(EXERCISE DESCRIPTION): Restate all of the entries exactly, dropping any pictures they hold.
──────
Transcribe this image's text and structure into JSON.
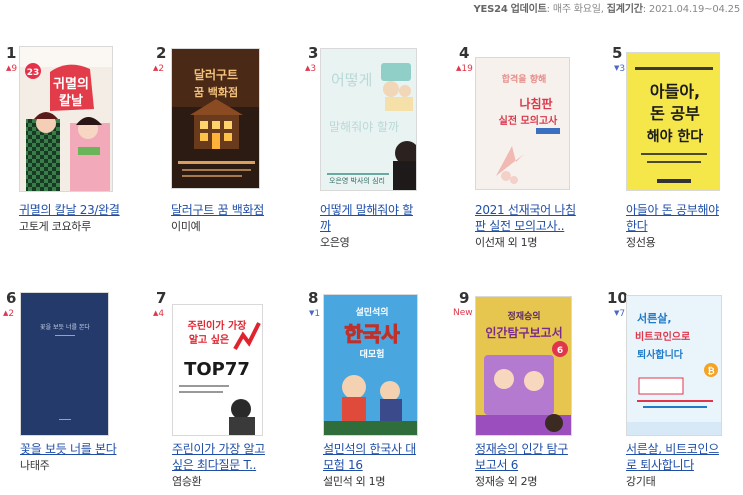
{
  "header": {
    "source": "YES24",
    "update_label": "업데이트",
    "update_value": "매주 화요일",
    "period_label": "집계기간",
    "period_value": "2021.04.19~04.25"
  },
  "books": [
    {
      "rank": "1",
      "change": "9",
      "dir": "up",
      "title_lines": [
        "귀멸의 칼날 23/완결"
      ],
      "author": "고토게 코요하루",
      "cover": {
        "bg": "#f3ede6",
        "main_text": "귀멸의",
        "sub_text": "칼날",
        "badge": "23"
      }
    },
    {
      "rank": "2",
      "change": "2",
      "dir": "up",
      "title_lines": [
        "달러구트 꿈 백화점"
      ],
      "author": "이미예",
      "cover": {
        "bg": "#2a1a10",
        "main_text": "달러구트",
        "sub_text": "꿈 백화점"
      }
    },
    {
      "rank": "3",
      "change": "3",
      "dir": "up",
      "title_lines": [
        "어떻게 말해줘야 할",
        "까"
      ],
      "author": "오은영",
      "cover": {
        "bg": "#eaf3f1",
        "main_text": "어떻게",
        "sub_text": "말해줘야 할까",
        "caption": "오은영 박사의 심리"
      }
    },
    {
      "rank": "4",
      "change": "19",
      "dir": "up",
      "title_lines": [
        "2021 선재국어 나침",
        "판 실전 모의고사.."
      ],
      "author": "이선재 외 1명",
      "cover": {
        "bg": "#f6f1ee",
        "main_text": "합격을 향해",
        "sub_text": "나침판",
        "caption": "실전 모의고사"
      }
    },
    {
      "rank": "5",
      "change": "3",
      "dir": "down",
      "title_lines": [
        "아들아 돈 공부해야",
        "한다"
      ],
      "author": "정선용",
      "cover": {
        "bg": "#f4e44a",
        "main_text": "아들아,",
        "sub_text": "돈 공부",
        "caption": "해야 한다"
      }
    },
    {
      "rank": "6",
      "change": "2",
      "dir": "up",
      "title_lines": [
        "꽃을 보듯 너를 본다"
      ],
      "author": "나태주",
      "cover": {
        "bg": "#2a3c6a",
        "main_text": "꽃을 보듯 너를 본다"
      }
    },
    {
      "rank": "7",
      "change": "4",
      "dir": "up",
      "title_lines": [
        "주린이가 가장 알고",
        "싶은 최다질문 T.."
      ],
      "author": "염승환",
      "cover": {
        "bg": "#ffffff",
        "main_text": "주린이가 가장",
        "sub_text": "알고 싶은",
        "caption": "TOP77"
      }
    },
    {
      "rank": "8",
      "change": "1",
      "dir": "down",
      "title_lines": [
        "설민석의 한국사 대",
        "모험 16"
      ],
      "author": "설민석 외 1명",
      "cover": {
        "bg": "#49a6de",
        "main_text": "설민석의",
        "sub_text": "한국사",
        "caption": "대모험"
      }
    },
    {
      "rank": "9",
      "change": "New",
      "dir": "new",
      "title_lines": [
        "정재승의 인간 탐구",
        "보고서 6"
      ],
      "author": "정재승 외 2명",
      "cover": {
        "bg": "#e8c74f",
        "main_text": "정재승의",
        "sub_text": "인간탐구보고서",
        "badge": "6"
      }
    },
    {
      "rank": "10",
      "change": "7",
      "dir": "down",
      "title_lines": [
        "서른살, 비트코인으",
        "로 퇴사합니다"
      ],
      "author": "강기태",
      "cover": {
        "bg": "#eaf3fa",
        "main_text": "서른살,",
        "sub_text": "비트코인으로",
        "caption": "퇴사합니다"
      }
    }
  ],
  "colors": {
    "link": "#1f4ea8",
    "up": "#e0364b",
    "down": "#4a68c7"
  }
}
──────
(WRITTEN ANSWER):
Transcribe this image's text and structure into JSON.
{
  "header": {
    "source": "YES24",
    "update_label": "업데이트",
    "update_value": "매주 화요일",
    "period_label": "집계기간",
    "period_value": "2021.04.19~04.25"
  },
  "books": [
    {
      "rank": "1",
      "change": "9",
      "dir": "up",
      "title_lines": [
        "귀멸의 칼날 23/완결"
      ],
      "author": "고토게 코요하루",
      "cover": {
        "bg": "#f3ede6",
        "main_text": "귀멸의",
        "sub_text": "칼날",
        "badge": "23"
      }
    },
    {
      "rank": "2",
      "change": "2",
      "dir": "up",
      "title_lines": [
        "달러구트 꿈 백화점"
      ],
      "author": "이미예",
      "cover": {
        "bg": "#2a1a10",
        "main_text": "달러구트",
        "sub_text": "꿈 백화점"
      }
    },
    {
      "rank": "3",
      "change": "3",
      "dir": "up",
      "title_lines": [
        "어떻게 말해줘야 할",
        "까"
      ],
      "author": "오은영",
      "cover": {
        "bg": "#eaf3f1",
        "main_text": "어떻게",
        "sub_text": "말해줘야 할까",
        "caption": "오은영 박사의 심리"
      }
    },
    {
      "rank": "4",
      "change": "19",
      "dir": "up",
      "title_lines": [
        "2021 선재국어 나침",
        "판 실전 모의고사.."
      ],
      "author": "이선재 외 1명",
      "cover": {
        "bg": "#f6f1ee",
        "main_text": "합격을 향해",
        "sub_text": "나침판",
        "caption": "실전 모의고사"
      }
    },
    {
      "rank": "5",
      "change": "3",
      "dir": "down",
      "title_lines": [
        "아들아 돈 공부해야",
        "한다"
      ],
      "author": "정선용",
      "cover": {
        "bg": "#f4e44a",
        "main_text": "아들아,",
        "sub_text": "돈 공부",
        "caption": "해야 한다"
      }
    },
    {
      "rank": "6",
      "change": "2",
      "dir": "up",
      "title_lines": [
        "꽃을 보듯 너를 본다"
      ],
      "author": "나태주",
      "cover": {
        "bg": "#2a3c6a",
        "main_text": "꽃을 보듯 너를 본다"
      }
    },
    {
      "rank": "7",
      "change": "4",
      "dir": "up",
      "title_lines": [
        "주린이가 가장 알고",
        "싶은 최다질문 T.."
      ],
      "author": "염승환",
      "cover": {
        "bg": "#ffffff",
        "main_text": "주린이가 가장",
        "sub_text": "알고 싶은",
        "caption": "TOP77"
      }
    },
    {
      "rank": "8",
      "change": "1",
      "dir": "down",
      "title_lines": [
        "설민석의 한국사 대",
        "모험 16"
      ],
      "author": "설민석 외 1명",
      "cover": {
        "bg": "#49a6de",
        "main_text": "설민석의",
        "sub_text": "한국사",
        "caption": "대모험"
      }
    },
    {
      "rank": "9",
      "change": "New",
      "dir": "new",
      "title_lines": [
        "정재승의 인간 탐구",
        "보고서 6"
      ],
      "author": "정재승 외 2명",
      "cover": {
        "bg": "#e8c74f",
        "main_text": "정재승의",
        "sub_text": "인간탐구보고서",
        "badge": "6"
      }
    },
    {
      "rank": "10",
      "change": "7",
      "dir": "down",
      "title_lines": [
        "서른살, 비트코인으",
        "로 퇴사합니다"
      ],
      "author": "강기태",
      "cover": {
        "bg": "#eaf3fa",
        "main_text": "서른살,",
        "sub_text": "비트코인으로",
        "caption": "퇴사합니다"
      }
    }
  ],
  "colors": {
    "link": "#1f4ea8",
    "up": "#e0364b",
    "down": "#4a68c7"
  }
}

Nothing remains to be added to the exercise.